> **EXERCISE REQUIREMENTS**: Return every line below in which "date" appears.

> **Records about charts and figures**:
----
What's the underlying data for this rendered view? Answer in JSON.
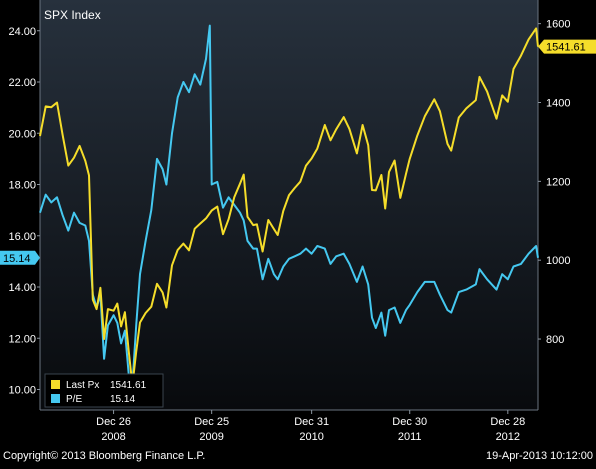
{
  "chart_data": {
    "type": "line",
    "title": "SPX Index",
    "x_tick_labels": [
      {
        "date": "2008-12-26",
        "line1": "Dec 26",
        "line2": "2008"
      },
      {
        "date": "2009-12-25",
        "line1": "Dec 25",
        "line2": "2009"
      },
      {
        "date": "2010-12-31",
        "line1": "Dec 31",
        "line2": "2010"
      },
      {
        "date": "2011-12-30",
        "line1": "Dec 30",
        "line2": "2011"
      },
      {
        "date": "2012-12-28",
        "line1": "Dec 28",
        "line2": "2012"
      }
    ],
    "xlim": [
      "2008-03-28",
      "2013-04-19"
    ],
    "left_axis": {
      "ylim": [
        9.2,
        25.2
      ],
      "ticks": [
        "10.00",
        "12.00",
        "14.00",
        "16.00",
        "18.00",
        "20.00",
        "22.00",
        "24.00"
      ]
    },
    "right_axis": {
      "ylim": [
        620,
        1660
      ],
      "ticks": [
        "800",
        "1000",
        "1200",
        "1400",
        "1600"
      ]
    },
    "legend_position": "bottom-left",
    "grid": false,
    "series": [
      {
        "name": "Last Px",
        "axis": "right",
        "color": "#f5dd2a",
        "last_value": "1541.61",
        "data": [
          [
            "2008-03-28",
            1315
          ],
          [
            "2008-04-18",
            1390
          ],
          [
            "2008-05-09",
            1388
          ],
          [
            "2008-05-30",
            1400
          ],
          [
            "2008-06-20",
            1318
          ],
          [
            "2008-07-11",
            1240
          ],
          [
            "2008-08-01",
            1260
          ],
          [
            "2008-08-22",
            1290
          ],
          [
            "2008-09-12",
            1252
          ],
          [
            "2008-09-26",
            1215
          ],
          [
            "2008-10-10",
            900
          ],
          [
            "2008-10-24",
            876
          ],
          [
            "2008-11-07",
            930
          ],
          [
            "2008-11-21",
            800
          ],
          [
            "2008-12-05",
            876
          ],
          [
            "2008-12-26",
            872
          ],
          [
            "2009-01-09",
            890
          ],
          [
            "2009-01-23",
            832
          ],
          [
            "2009-02-06",
            868
          ],
          [
            "2009-02-20",
            770
          ],
          [
            "2009-03-06",
            683
          ],
          [
            "2009-03-20",
            768
          ],
          [
            "2009-04-03",
            842
          ],
          [
            "2009-04-24",
            866
          ],
          [
            "2009-05-15",
            882
          ],
          [
            "2009-06-05",
            940
          ],
          [
            "2009-06-26",
            918
          ],
          [
            "2009-07-10",
            880
          ],
          [
            "2009-07-31",
            987
          ],
          [
            "2009-08-21",
            1026
          ],
          [
            "2009-09-11",
            1042
          ],
          [
            "2009-10-02",
            1025
          ],
          [
            "2009-10-23",
            1080
          ],
          [
            "2009-11-13",
            1093
          ],
          [
            "2009-12-04",
            1106
          ],
          [
            "2009-12-25",
            1126
          ],
          [
            "2010-01-15",
            1136
          ],
          [
            "2010-02-05",
            1066
          ],
          [
            "2010-02-26",
            1104
          ],
          [
            "2010-03-19",
            1160
          ],
          [
            "2010-04-09",
            1194
          ],
          [
            "2010-04-23",
            1217
          ],
          [
            "2010-05-07",
            1110
          ],
          [
            "2010-05-28",
            1089
          ],
          [
            "2010-06-11",
            1091
          ],
          [
            "2010-07-02",
            1022
          ],
          [
            "2010-07-23",
            1102
          ],
          [
            "2010-08-13",
            1079
          ],
          [
            "2010-08-27",
            1064
          ],
          [
            "2010-09-17",
            1125
          ],
          [
            "2010-10-08",
            1165
          ],
          [
            "2010-10-29",
            1183
          ],
          [
            "2010-11-19",
            1199
          ],
          [
            "2010-12-10",
            1240
          ],
          [
            "2010-12-31",
            1258
          ],
          [
            "2011-01-21",
            1283
          ],
          [
            "2011-02-18",
            1343
          ],
          [
            "2011-03-11",
            1304
          ],
          [
            "2011-04-01",
            1332
          ],
          [
            "2011-04-29",
            1363
          ],
          [
            "2011-05-20",
            1333
          ],
          [
            "2011-06-17",
            1271
          ],
          [
            "2011-07-08",
            1343
          ],
          [
            "2011-07-29",
            1292
          ],
          [
            "2011-08-12",
            1178
          ],
          [
            "2011-08-26",
            1177
          ],
          [
            "2011-09-16",
            1216
          ],
          [
            "2011-09-30",
            1131
          ],
          [
            "2011-10-14",
            1224
          ],
          [
            "2011-11-04",
            1253
          ],
          [
            "2011-11-25",
            1158
          ],
          [
            "2011-12-16",
            1219
          ],
          [
            "2011-12-30",
            1257
          ],
          [
            "2012-01-27",
            1316
          ],
          [
            "2012-02-24",
            1365
          ],
          [
            "2012-03-30",
            1408
          ],
          [
            "2012-04-20",
            1378
          ],
          [
            "2012-05-18",
            1295
          ],
          [
            "2012-06-01",
            1278
          ],
          [
            "2012-06-29",
            1362
          ],
          [
            "2012-07-27",
            1385
          ],
          [
            "2012-08-31",
            1406
          ],
          [
            "2012-09-14",
            1465
          ],
          [
            "2012-10-12",
            1428
          ],
          [
            "2012-11-16",
            1359
          ],
          [
            "2012-12-07",
            1418
          ],
          [
            "2012-12-28",
            1402
          ],
          [
            "2013-01-18",
            1485
          ],
          [
            "2013-02-15",
            1519
          ],
          [
            "2013-03-15",
            1560
          ],
          [
            "2013-04-12",
            1588
          ],
          [
            "2013-04-19",
            1541.61
          ]
        ]
      },
      {
        "name": "P/E",
        "axis": "left",
        "color": "#45c8f0",
        "last_value": "15.14",
        "data": [
          [
            "2008-03-28",
            16.9
          ],
          [
            "2008-04-18",
            17.6
          ],
          [
            "2008-05-09",
            17.3
          ],
          [
            "2008-05-30",
            17.5
          ],
          [
            "2008-06-20",
            16.8
          ],
          [
            "2008-07-11",
            16.2
          ],
          [
            "2008-08-01",
            16.9
          ],
          [
            "2008-08-22",
            16.5
          ],
          [
            "2008-09-12",
            16.4
          ],
          [
            "2008-09-26",
            15.8
          ],
          [
            "2008-10-10",
            13.7
          ],
          [
            "2008-10-24",
            13.2
          ],
          [
            "2008-11-07",
            13.7
          ],
          [
            "2008-11-21",
            11.2
          ],
          [
            "2008-12-05",
            12.5
          ],
          [
            "2008-12-26",
            12.9
          ],
          [
            "2009-01-09",
            12.6
          ],
          [
            "2009-01-23",
            11.8
          ],
          [
            "2009-02-06",
            12.3
          ],
          [
            "2009-02-20",
            10.6
          ],
          [
            "2009-03-06",
            10.2
          ],
          [
            "2009-03-20",
            12.5
          ],
          [
            "2009-04-03",
            14.5
          ],
          [
            "2009-04-24",
            15.8
          ],
          [
            "2009-05-15",
            17.0
          ],
          [
            "2009-06-05",
            19.0
          ],
          [
            "2009-06-26",
            18.6
          ],
          [
            "2009-07-10",
            18.0
          ],
          [
            "2009-07-31",
            20.0
          ],
          [
            "2009-08-21",
            21.4
          ],
          [
            "2009-09-11",
            22.0
          ],
          [
            "2009-10-02",
            21.6
          ],
          [
            "2009-10-23",
            22.3
          ],
          [
            "2009-11-13",
            21.9
          ],
          [
            "2009-12-04",
            22.9
          ],
          [
            "2009-12-18",
            24.2
          ],
          [
            "2009-12-25",
            18.0
          ],
          [
            "2010-01-15",
            18.1
          ],
          [
            "2010-02-05",
            17.1
          ],
          [
            "2010-02-26",
            17.5
          ],
          [
            "2010-03-19",
            17.2
          ],
          [
            "2010-04-09",
            16.9
          ],
          [
            "2010-04-23",
            16.6
          ],
          [
            "2010-05-07",
            15.8
          ],
          [
            "2010-05-28",
            15.5
          ],
          [
            "2010-06-11",
            15.5
          ],
          [
            "2010-07-02",
            14.3
          ],
          [
            "2010-07-23",
            15.1
          ],
          [
            "2010-08-13",
            14.5
          ],
          [
            "2010-08-27",
            14.3
          ],
          [
            "2010-09-17",
            14.8
          ],
          [
            "2010-10-08",
            15.1
          ],
          [
            "2010-10-29",
            15.2
          ],
          [
            "2010-11-19",
            15.3
          ],
          [
            "2010-12-10",
            15.5
          ],
          [
            "2010-12-31",
            15.3
          ],
          [
            "2011-01-21",
            15.6
          ],
          [
            "2011-02-18",
            15.5
          ],
          [
            "2011-03-11",
            14.9
          ],
          [
            "2011-04-01",
            15.2
          ],
          [
            "2011-04-29",
            15.3
          ],
          [
            "2011-05-20",
            14.9
          ],
          [
            "2011-06-17",
            14.2
          ],
          [
            "2011-07-08",
            14.8
          ],
          [
            "2011-07-29",
            14.1
          ],
          [
            "2011-08-12",
            12.8
          ],
          [
            "2011-08-26",
            12.4
          ],
          [
            "2011-09-16",
            13.0
          ],
          [
            "2011-09-30",
            12.1
          ],
          [
            "2011-10-14",
            13.1
          ],
          [
            "2011-11-04",
            13.2
          ],
          [
            "2011-11-25",
            12.6
          ],
          [
            "2011-12-16",
            13.1
          ],
          [
            "2011-12-30",
            13.3
          ],
          [
            "2012-01-27",
            13.8
          ],
          [
            "2012-02-24",
            14.2
          ],
          [
            "2012-03-30",
            14.2
          ],
          [
            "2012-04-20",
            13.7
          ],
          [
            "2012-05-18",
            13.1
          ],
          [
            "2012-06-01",
            13.0
          ],
          [
            "2012-06-29",
            13.8
          ],
          [
            "2012-07-27",
            13.9
          ],
          [
            "2012-08-31",
            14.1
          ],
          [
            "2012-09-14",
            14.7
          ],
          [
            "2012-10-12",
            14.3
          ],
          [
            "2012-11-16",
            13.9
          ],
          [
            "2012-12-07",
            14.5
          ],
          [
            "2012-12-28",
            14.3
          ],
          [
            "2013-01-18",
            14.8
          ],
          [
            "2013-02-15",
            14.9
          ],
          [
            "2013-03-15",
            15.3
          ],
          [
            "2013-04-12",
            15.6
          ],
          [
            "2013-04-19",
            15.14
          ]
        ]
      }
    ]
  },
  "footer": {
    "copyright": "Copyright© 2013 Bloomberg Finance L.P.",
    "timestamp": "19-Apr-2013 10:12:00"
  },
  "colors": {
    "background": "#000000",
    "plot_top": "#27313d",
    "plot_bottom": "#080a0d",
    "axis_text": "#ffffff"
  }
}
----
> **EXERCISE SOLUTION**:
        "date": "2008-12-26",
        "date": "2009-12-25",
        "date": "2010-12-31",
        "date": "2011-12-30",
        "date": "2012-12-28",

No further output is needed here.